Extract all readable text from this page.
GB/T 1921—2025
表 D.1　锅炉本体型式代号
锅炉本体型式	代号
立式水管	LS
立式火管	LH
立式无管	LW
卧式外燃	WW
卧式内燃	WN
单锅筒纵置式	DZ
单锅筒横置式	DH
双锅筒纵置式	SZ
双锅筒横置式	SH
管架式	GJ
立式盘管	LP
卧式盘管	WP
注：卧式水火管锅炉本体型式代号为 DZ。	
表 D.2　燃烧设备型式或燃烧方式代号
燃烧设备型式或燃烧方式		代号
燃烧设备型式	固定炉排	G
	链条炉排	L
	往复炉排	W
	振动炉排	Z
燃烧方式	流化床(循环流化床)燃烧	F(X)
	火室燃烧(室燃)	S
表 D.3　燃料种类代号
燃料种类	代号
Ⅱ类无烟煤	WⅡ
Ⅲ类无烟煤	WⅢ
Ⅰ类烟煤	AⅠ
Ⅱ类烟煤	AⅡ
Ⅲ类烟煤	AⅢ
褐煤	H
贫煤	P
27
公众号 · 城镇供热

* * *

EXERCISE DETAILS: Output the records exactly, including every line.

TASK RESPONSE:
Extract all readable text from this page.
GB/T 1921—2025
表 D.1　锅炉本体型式代号
锅炉本体型式	代号
立式水管	LS
立式火管	LH
立式无管	LW
卧式外燃	WW
卧式内燃	WN
单锅筒纵置式	DZ
单锅筒横置式	DH
双锅筒纵置式	SZ
双锅筒横置式	SH
管架式	GJ
立式盘管	LP
卧式盘管	WP
注：卧式水火管锅炉本体型式代号为 DZ。	
表 D.2　燃烧设备型式或燃烧方式代号
燃烧设备型式或燃烧方式		代号
燃烧设备型式	固定炉排	G
	链条炉排	L
	往复炉排	W
	振动炉排	Z
燃烧方式	流化床(循环流化床)燃烧	F(X)
	火室燃烧(室燃)	S
表 D.3　燃料种类代号
燃料种类	代号
Ⅱ类无烟煤	WⅡ
Ⅲ类无烟煤	WⅢ
Ⅰ类烟煤	AⅠ
Ⅱ类烟煤	AⅡ
Ⅲ类烟煤	AⅢ
褐煤	H
贫煤	P
27
公众号 · 城镇供热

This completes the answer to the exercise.